##### LISTING

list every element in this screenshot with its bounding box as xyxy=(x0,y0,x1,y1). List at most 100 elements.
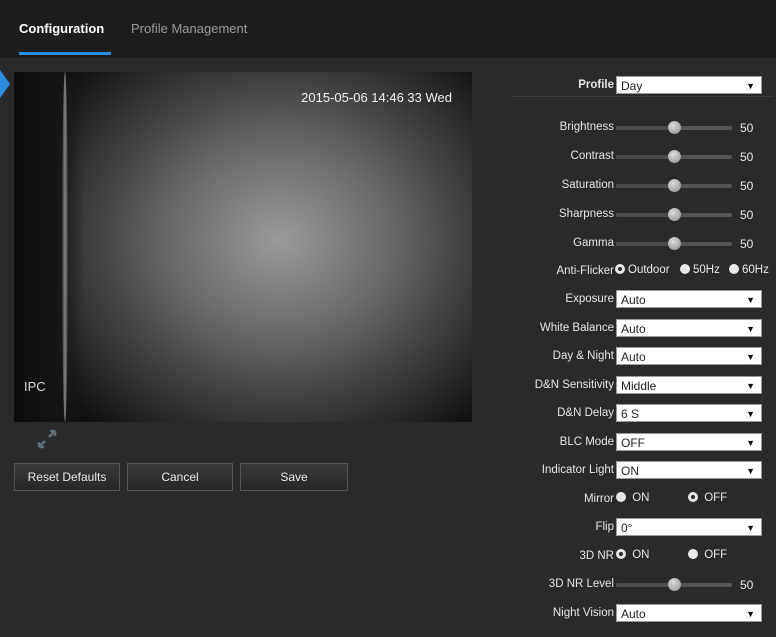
radio-icon xyxy=(729,264,739,274)
exposure-label: Exposure xyxy=(565,293,614,305)
video-preview[interactable]: 2015-05-06 14:46 33 Wed IPC xyxy=(14,72,472,422)
radio-icon xyxy=(680,264,690,274)
contrast-slider[interactable] xyxy=(616,150,732,163)
indicator-light-select[interactable]: ON ▼ xyxy=(616,461,762,479)
contrast-row: Contrast 50 xyxy=(500,147,776,167)
3d-nr-level-value: 50 xyxy=(740,578,754,592)
main-panel: 2015-05-06 14:46 33 Wed IPC Reset Defaul… xyxy=(0,58,776,637)
option-label: 60Hz xyxy=(742,264,769,276)
day-night-select[interactable]: Auto ▼ xyxy=(616,347,762,365)
chevron-down-icon: ▼ xyxy=(746,324,755,334)
3d-nr-level-slider[interactable] xyxy=(616,578,732,591)
slider-handle[interactable] xyxy=(668,179,681,192)
night-vision-label: Night Vision xyxy=(552,607,614,619)
saturation-row: Saturation 50 xyxy=(500,176,776,196)
profile-value: Day xyxy=(621,79,643,93)
3d-nr-on[interactable]: ON xyxy=(616,549,649,561)
chevron-down-icon: ▼ xyxy=(746,381,755,391)
sharpness-label: Sharpness xyxy=(559,208,614,220)
active-tab-indicator xyxy=(19,52,111,55)
indicator-light-row: Indicator Light ON ▼ xyxy=(500,461,776,481)
night-vision-value: Auto xyxy=(621,607,646,621)
dn-sensitivity-select[interactable]: Middle ▼ xyxy=(616,376,762,394)
saturation-slider[interactable] xyxy=(616,179,732,192)
saturation-value: 50 xyxy=(740,179,754,193)
exposure-row: Exposure Auto ▼ xyxy=(500,290,776,310)
mirror-row: Mirror ON OFF xyxy=(500,490,776,510)
flip-select[interactable]: 0° ▼ xyxy=(616,518,762,536)
flip-label: Flip xyxy=(595,521,614,533)
night-vision-row: Night Vision Auto ▼ xyxy=(500,604,776,624)
reset-defaults-button[interactable]: Reset Defaults xyxy=(14,463,120,491)
white-balance-row: White Balance Auto ▼ xyxy=(500,319,776,339)
blc-mode-value: OFF xyxy=(621,436,645,450)
brightness-label: Brightness xyxy=(559,121,614,133)
gamma-slider[interactable] xyxy=(616,237,732,250)
saturation-label: Saturation xyxy=(561,179,614,191)
radio-icon xyxy=(688,549,698,559)
slider-handle[interactable] xyxy=(668,578,681,591)
divider xyxy=(512,96,774,97)
brightness-value: 50 xyxy=(740,121,754,135)
mirror-label: Mirror xyxy=(583,493,614,505)
gamma-value: 50 xyxy=(740,237,754,251)
video-shadow xyxy=(14,72,84,422)
option-label: 50Hz xyxy=(693,264,720,276)
mirror-off[interactable]: OFF xyxy=(688,492,727,504)
flip-value: 0° xyxy=(621,521,633,535)
video-edge xyxy=(62,72,68,422)
tab-configuration[interactable]: Configuration xyxy=(19,21,104,36)
expand-icon[interactable] xyxy=(36,428,58,450)
3d-nr-off[interactable]: OFF xyxy=(688,549,727,561)
osd-channel-name: IPC xyxy=(24,379,46,394)
sharpness-value: 50 xyxy=(740,208,754,222)
brightness-slider[interactable] xyxy=(616,121,732,134)
day-night-label: Day & Night xyxy=(552,350,614,362)
anti-flicker-outdoor[interactable]: Outdoor xyxy=(615,264,670,276)
option-label: Outdoor xyxy=(628,264,670,276)
exposure-select[interactable]: Auto ▼ xyxy=(616,290,762,308)
chevron-down-icon: ▼ xyxy=(746,466,755,476)
slider-handle[interactable] xyxy=(668,150,681,163)
sharpness-row: Sharpness 50 xyxy=(500,205,776,225)
gamma-row: Gamma 50 xyxy=(500,234,776,254)
profile-label: Profile xyxy=(578,79,614,91)
night-vision-select[interactable]: Auto ▼ xyxy=(616,604,762,622)
side-arrow-icon xyxy=(0,70,10,98)
slider-handle[interactable] xyxy=(668,208,681,221)
3d-nr-level-row: 3D NR Level 50 xyxy=(500,575,776,595)
anti-flicker-50hz[interactable]: 50Hz xyxy=(680,264,720,276)
contrast-value: 50 xyxy=(740,150,754,164)
sharpness-slider[interactable] xyxy=(616,208,732,221)
dn-sensitivity-row: D&N Sensitivity Middle ▼ xyxy=(500,376,776,396)
dn-delay-row: D&N Delay 6 S ▼ xyxy=(500,404,776,424)
chevron-down-icon: ▼ xyxy=(746,438,755,448)
cancel-button[interactable]: Cancel xyxy=(127,463,233,491)
chevron-down-icon: ▼ xyxy=(746,409,755,419)
3d-nr-label: 3D NR xyxy=(579,550,614,562)
slider-handle[interactable] xyxy=(668,121,681,134)
indicator-light-label: Indicator Light xyxy=(541,464,614,476)
mirror-on[interactable]: ON xyxy=(616,492,649,504)
blc-mode-row: BLC Mode OFF ▼ xyxy=(500,433,776,453)
radio-icon xyxy=(616,492,626,502)
blc-mode-select[interactable]: OFF ▼ xyxy=(616,433,762,451)
profile-row: Profile Day ▼ xyxy=(500,76,776,96)
dn-delay-select[interactable]: 6 S ▼ xyxy=(616,404,762,422)
anti-flicker-60hz[interactable]: 60Hz xyxy=(729,264,769,276)
anti-flicker-label: Anti-Flicker xyxy=(556,265,614,277)
osd-timestamp: 2015-05-06 14:46 33 Wed xyxy=(301,90,452,105)
profile-select[interactable]: Day ▼ xyxy=(616,76,762,94)
gamma-label: Gamma xyxy=(573,237,614,249)
option-label: OFF xyxy=(704,549,728,561)
exposure-value: Auto xyxy=(621,293,646,307)
white-balance-label: White Balance xyxy=(539,322,614,334)
tab-profile-management[interactable]: Profile Management xyxy=(131,21,247,36)
day-night-value: Auto xyxy=(621,350,646,364)
white-balance-select[interactable]: Auto ▼ xyxy=(616,319,762,337)
dn-delay-value: 6 S xyxy=(621,407,640,421)
option-label: ON xyxy=(632,549,650,561)
dn-delay-label: D&N Delay xyxy=(557,407,614,419)
save-button[interactable]: Save xyxy=(240,463,348,491)
slider-handle[interactable] xyxy=(668,237,681,250)
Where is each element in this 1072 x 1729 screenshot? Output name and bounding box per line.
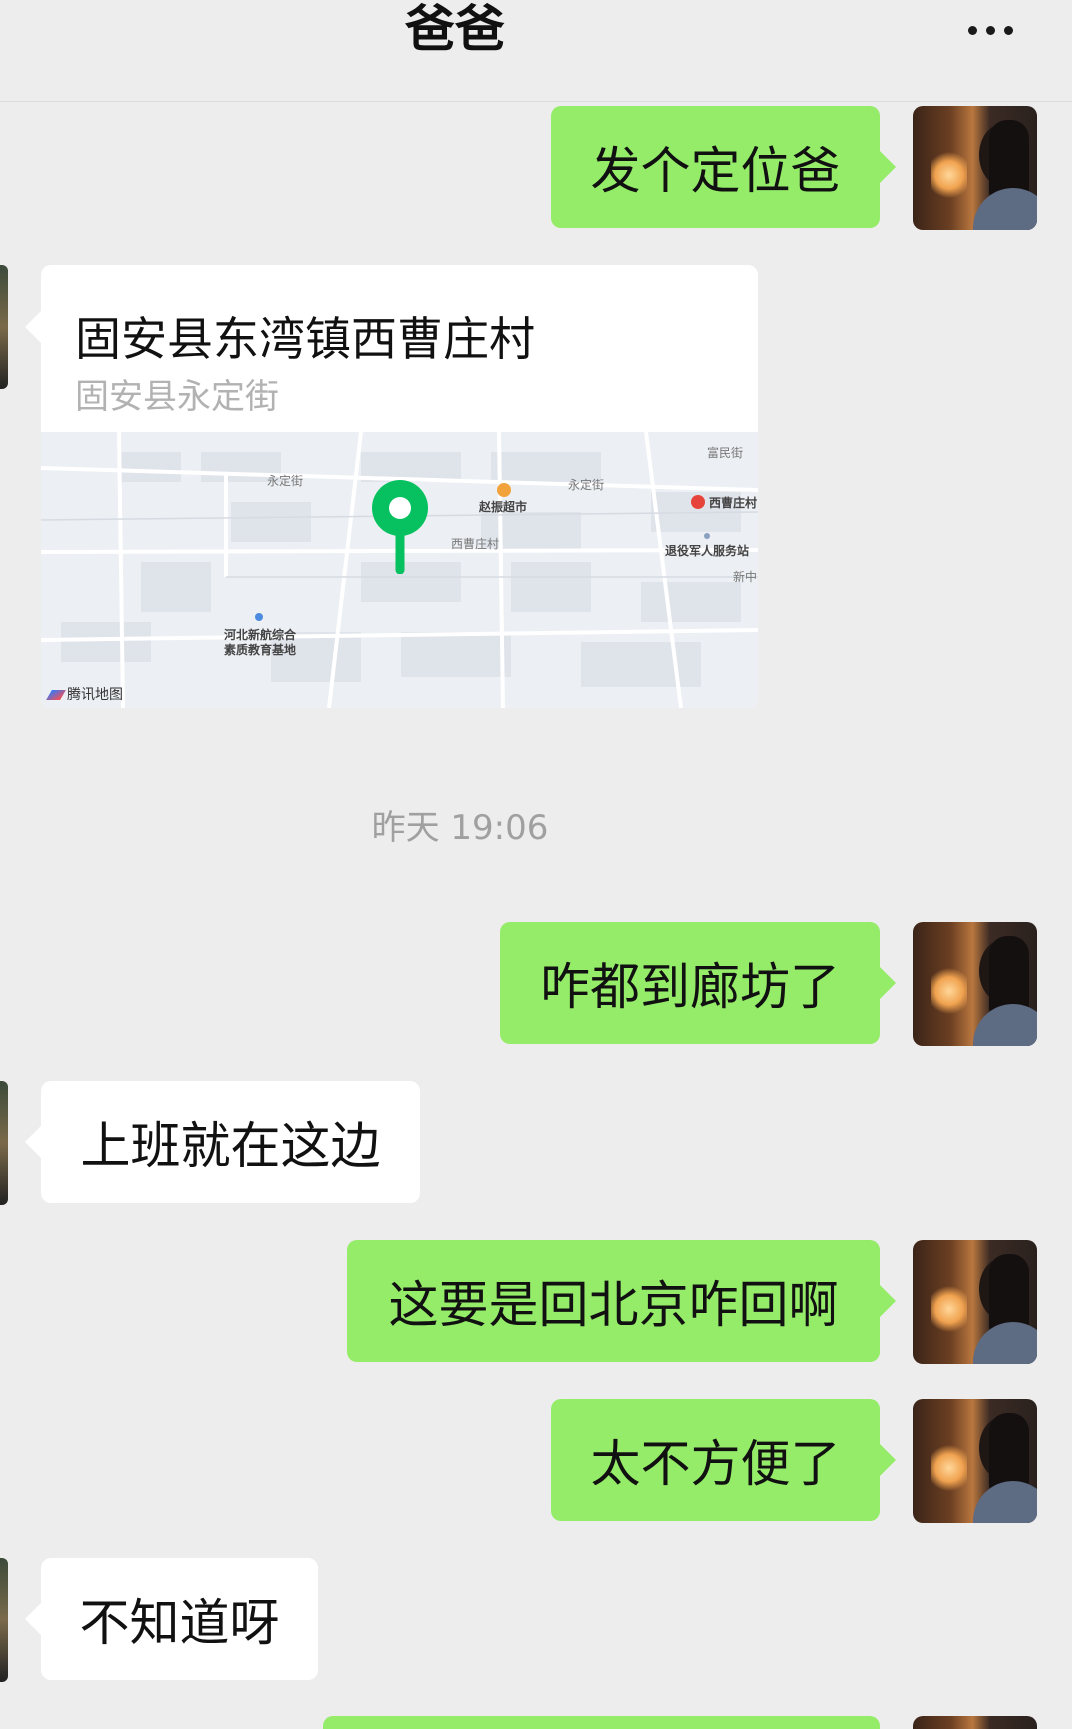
message-bubble-sent[interactable]: 发个定位爸 (551, 106, 896, 228)
location-card[interactable]: 固安县东湾镇西曹庄村 固安县永定街 富民街 永定街 永定街 赵振超市 西曹庄村 … (41, 265, 758, 708)
my-avatar[interactable] (913, 106, 1037, 230)
message-bubble-sent[interactable]: 这要是回北京咋回啊 (347, 1240, 896, 1362)
map-label: 退役军人服务站 (665, 544, 750, 558)
map-label: 永定街 (568, 478, 605, 492)
map-label: 赵振超市 (479, 500, 528, 514)
contact-avatar[interactable] (0, 1558, 8, 1682)
message-text: 这要是回北京咋回啊 (388, 1276, 839, 1334)
my-avatar[interactable] (913, 922, 1037, 1046)
message-bubble-sent-partial[interactable] (323, 1716, 880, 1729)
my-avatar[interactable] (913, 1716, 1037, 1729)
location-address: 固安县永定街 (75, 377, 279, 417)
map-label: 西曹庄村 (451, 537, 500, 551)
map-label: 西曹庄村 (709, 496, 758, 510)
message-bubble-received[interactable]: 不知道呀 (25, 1558, 318, 1680)
message-text: 太不方便了 (590, 1435, 841, 1493)
chat-header: 爸爸 (0, 0, 1072, 102)
chat-title: 爸爸 (405, 0, 505, 58)
my-avatar[interactable] (913, 1240, 1037, 1364)
map-label: 永定街 (267, 474, 304, 488)
message-timestamp: 昨天 19:06 (371, 808, 549, 848)
map-label: 素质教育基地 (224, 643, 297, 657)
message-bubble-sent[interactable]: 太不方便了 (551, 1399, 896, 1521)
message-text: 咋都到廊坊了 (540, 958, 840, 1016)
map-watermark: 腾讯地图 (46, 684, 123, 704)
location-map[interactable]: 富民街 永定街 永定街 赵振超市 西曹庄村 西曹庄村 退役军人服务站 新中 河北… (41, 431, 758, 708)
map-label: 新中 (733, 570, 758, 584)
location-name: 固安县东湾镇西曹庄村 (75, 312, 535, 366)
message-text: 发个定位爸 (590, 142, 841, 200)
bubble-tail (25, 311, 41, 343)
map-label: 富民街 (707, 446, 744, 460)
my-avatar[interactable] (913, 1399, 1037, 1523)
more-dots-icon[interactable] (950, 10, 1030, 50)
message-bubble-received[interactable]: 上班就在这边 (25, 1081, 420, 1203)
tencent-map-logo-icon (46, 690, 66, 700)
contact-avatar[interactable] (0, 1081, 8, 1205)
map-pin-icon (372, 480, 428, 574)
message-text: 上班就在这边 (80, 1117, 381, 1175)
contact-avatar[interactable] (0, 265, 8, 389)
message-bubble-sent[interactable]: 咋都到廊坊了 (500, 922, 896, 1044)
message-text: 不知道呀 (79, 1594, 280, 1652)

##########

Reproduce the records verbatim, from the line containing "message-bubble-sent[interactable]: 发个定位爸 (551, 106, 896, 228)" up to and including the line containing "map-watermark: 腾讯地图 (46, 684, 123, 704)".

TASK ANSWER
message-bubble-sent[interactable]: 发个定位爸 (551, 106, 896, 228)
location-card[interactable]: 固安县东湾镇西曹庄村 固安县永定街 富民街 永定街 永定街 赵振超市 西曹庄村 … (41, 265, 758, 708)
my-avatar[interactable] (913, 106, 1037, 230)
message-bubble-sent[interactable]: 这要是回北京咋回啊 (347, 1240, 896, 1362)
map-label: 退役军人服务站 (665, 544, 750, 558)
map-label: 永定街 (568, 478, 605, 492)
map-label: 赵振超市 (479, 500, 528, 514)
contact-avatar[interactable] (0, 1558, 8, 1682)
message-text: 这要是回北京咋回啊 (388, 1276, 839, 1334)
my-avatar[interactable] (913, 922, 1037, 1046)
message-bubble-sent-partial[interactable] (323, 1716, 880, 1729)
my-avatar[interactable] (913, 1716, 1037, 1729)
location-address: 固安县永定街 (75, 377, 279, 417)
map-label: 西曹庄村 (451, 537, 500, 551)
map-label: 西曹庄村 (709, 496, 758, 510)
message-bubble-received[interactable]: 不知道呀 (25, 1558, 318, 1680)
message-text: 太不方便了 (590, 1435, 841, 1493)
chat-header: 爸爸 (0, 0, 1072, 102)
chat-title: 爸爸 (405, 0, 505, 58)
my-avatar[interactable] (913, 1240, 1037, 1364)
map-label: 永定街 (267, 474, 304, 488)
message-timestamp: 昨天 19:06 (371, 808, 549, 848)
map-label: 素质教育基地 (224, 643, 297, 657)
message-bubble-sent[interactable]: 太不方便了 (551, 1399, 896, 1521)
message-text: 咋都到廊坊了 (540, 958, 840, 1016)
map-watermark: 腾讯地图 (46, 684, 123, 704)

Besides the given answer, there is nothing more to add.